■ Prompt:
Collect every line that includes the string "Comercio".

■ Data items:
================

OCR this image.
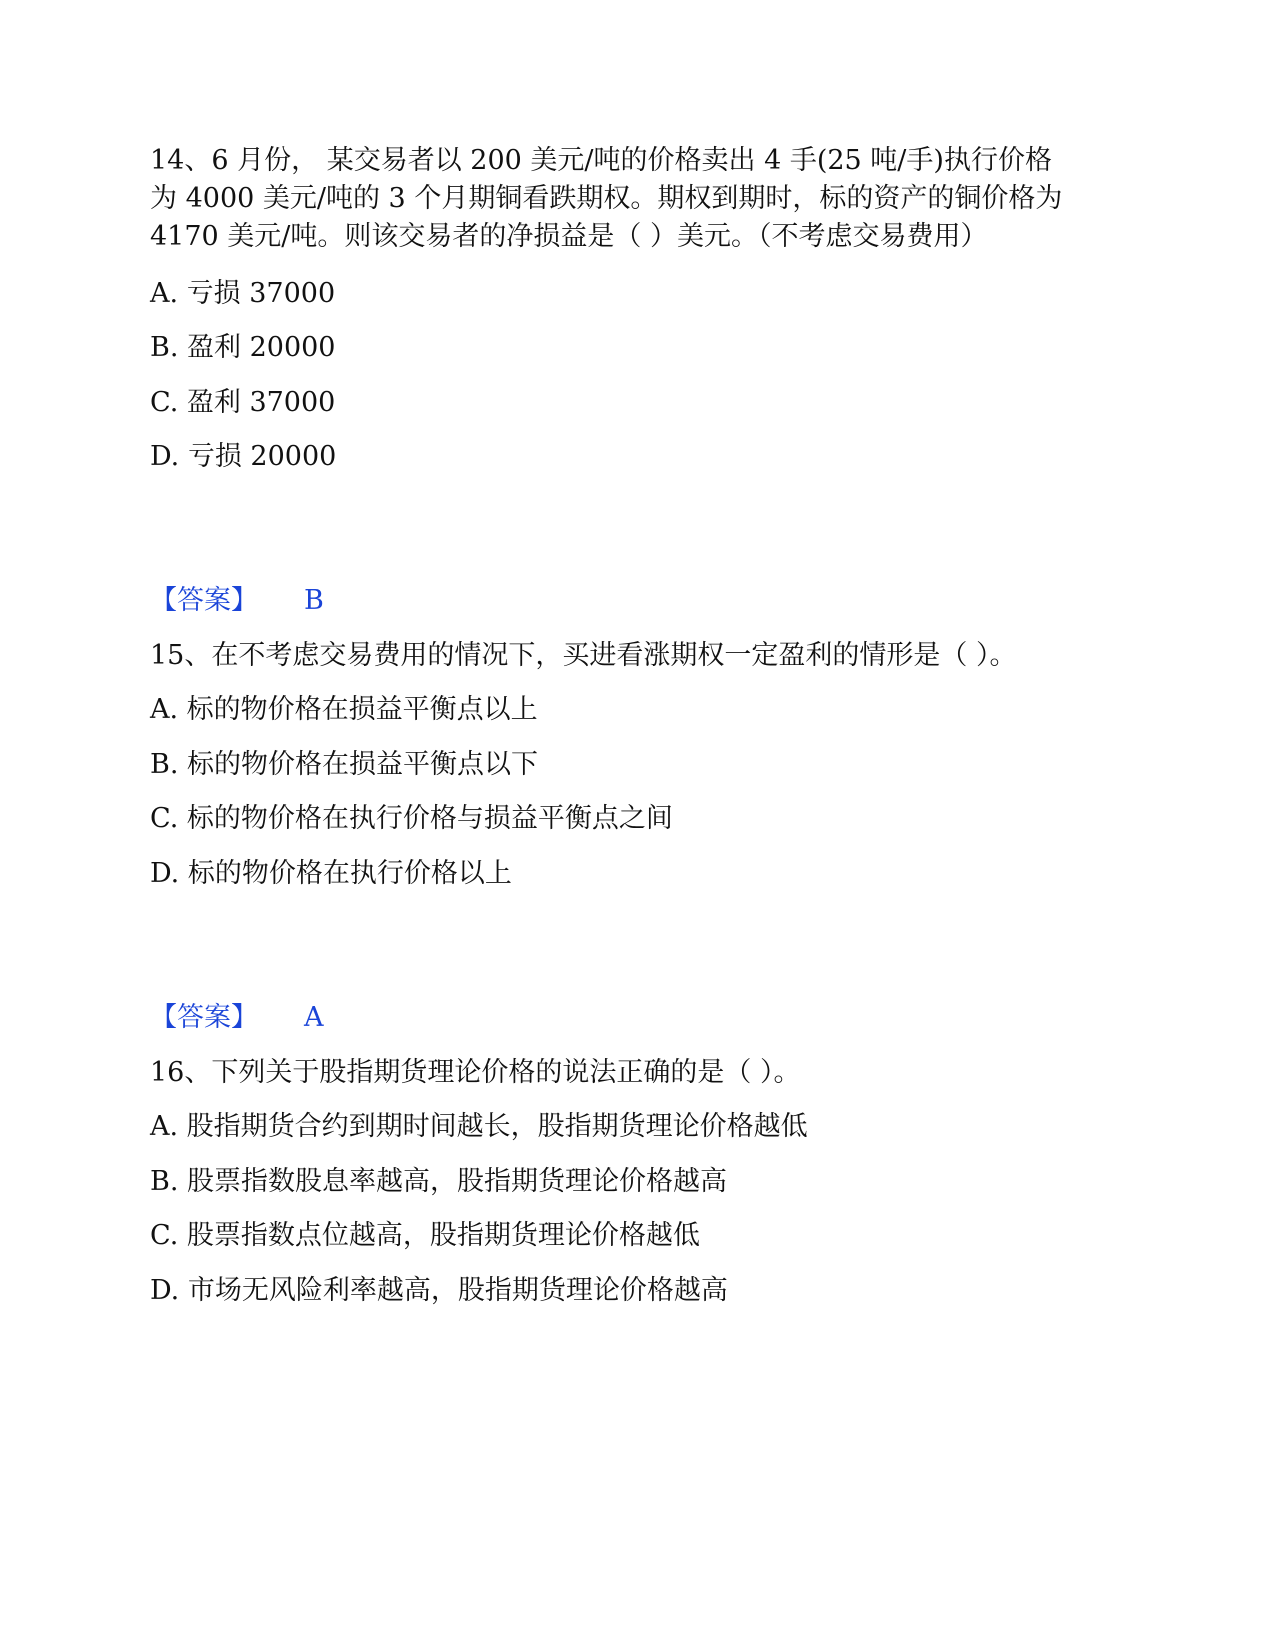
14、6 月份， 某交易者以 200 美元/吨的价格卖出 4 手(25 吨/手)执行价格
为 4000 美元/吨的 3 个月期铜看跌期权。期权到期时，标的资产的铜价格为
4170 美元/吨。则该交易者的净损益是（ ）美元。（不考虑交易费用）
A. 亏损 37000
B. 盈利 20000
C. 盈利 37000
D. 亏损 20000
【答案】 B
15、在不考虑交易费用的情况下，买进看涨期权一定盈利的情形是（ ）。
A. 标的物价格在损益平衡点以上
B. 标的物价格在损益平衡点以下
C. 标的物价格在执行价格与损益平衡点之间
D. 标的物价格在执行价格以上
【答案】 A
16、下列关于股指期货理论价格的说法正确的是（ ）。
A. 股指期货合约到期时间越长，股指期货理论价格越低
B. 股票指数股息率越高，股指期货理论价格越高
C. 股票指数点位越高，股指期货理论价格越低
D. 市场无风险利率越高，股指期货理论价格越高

================

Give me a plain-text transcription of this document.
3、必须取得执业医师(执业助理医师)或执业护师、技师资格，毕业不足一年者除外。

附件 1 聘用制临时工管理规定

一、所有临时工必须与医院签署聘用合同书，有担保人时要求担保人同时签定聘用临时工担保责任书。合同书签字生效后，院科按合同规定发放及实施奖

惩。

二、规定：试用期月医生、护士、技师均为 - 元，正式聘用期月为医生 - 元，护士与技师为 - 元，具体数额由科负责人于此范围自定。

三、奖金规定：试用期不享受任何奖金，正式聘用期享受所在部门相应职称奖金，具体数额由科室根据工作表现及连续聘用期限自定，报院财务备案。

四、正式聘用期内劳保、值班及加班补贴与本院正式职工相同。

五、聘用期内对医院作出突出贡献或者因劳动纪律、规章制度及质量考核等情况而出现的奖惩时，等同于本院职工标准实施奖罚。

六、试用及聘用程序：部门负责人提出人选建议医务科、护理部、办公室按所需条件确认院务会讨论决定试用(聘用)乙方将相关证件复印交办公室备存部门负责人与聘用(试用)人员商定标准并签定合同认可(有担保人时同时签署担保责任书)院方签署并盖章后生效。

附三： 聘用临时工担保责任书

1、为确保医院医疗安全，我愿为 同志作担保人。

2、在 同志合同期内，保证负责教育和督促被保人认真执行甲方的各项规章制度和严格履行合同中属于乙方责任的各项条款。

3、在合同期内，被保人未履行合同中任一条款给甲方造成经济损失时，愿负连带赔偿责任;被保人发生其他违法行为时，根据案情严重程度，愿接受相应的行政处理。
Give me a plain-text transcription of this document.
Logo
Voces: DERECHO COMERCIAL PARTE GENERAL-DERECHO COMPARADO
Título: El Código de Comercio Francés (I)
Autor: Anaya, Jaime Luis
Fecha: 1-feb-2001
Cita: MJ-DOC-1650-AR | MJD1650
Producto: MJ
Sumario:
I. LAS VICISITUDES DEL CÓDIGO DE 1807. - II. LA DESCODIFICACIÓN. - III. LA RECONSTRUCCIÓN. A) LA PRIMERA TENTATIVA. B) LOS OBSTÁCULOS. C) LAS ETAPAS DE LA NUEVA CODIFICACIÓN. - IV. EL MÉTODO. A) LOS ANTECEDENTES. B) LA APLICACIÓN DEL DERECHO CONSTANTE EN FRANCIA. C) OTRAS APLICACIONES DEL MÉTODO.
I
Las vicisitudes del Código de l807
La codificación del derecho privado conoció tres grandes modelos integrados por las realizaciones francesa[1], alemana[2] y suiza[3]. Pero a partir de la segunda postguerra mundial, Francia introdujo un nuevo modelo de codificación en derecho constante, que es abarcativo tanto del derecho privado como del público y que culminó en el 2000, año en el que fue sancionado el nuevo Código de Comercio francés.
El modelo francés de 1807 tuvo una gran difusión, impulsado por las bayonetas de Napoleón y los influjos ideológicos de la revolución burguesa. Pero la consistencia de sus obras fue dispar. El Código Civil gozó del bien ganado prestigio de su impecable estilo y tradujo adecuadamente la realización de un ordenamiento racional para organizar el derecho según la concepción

================

■ Written answer:
Título: El Código de Comercio Francés (I)
La codificación del derecho privado conoció tres grandes modelos integrados por las realizaciones francesa[1], alemana[2] y suiza[3]. Pero a partir de la segunda postguerra mundial, Francia introdujo un nuevo modelo de codificación en derecho constante, que es abarcativo tanto del derecho privado como del público y que culminó en el 2000, año en el que fue sancionado el nuevo Código de Comercio francés.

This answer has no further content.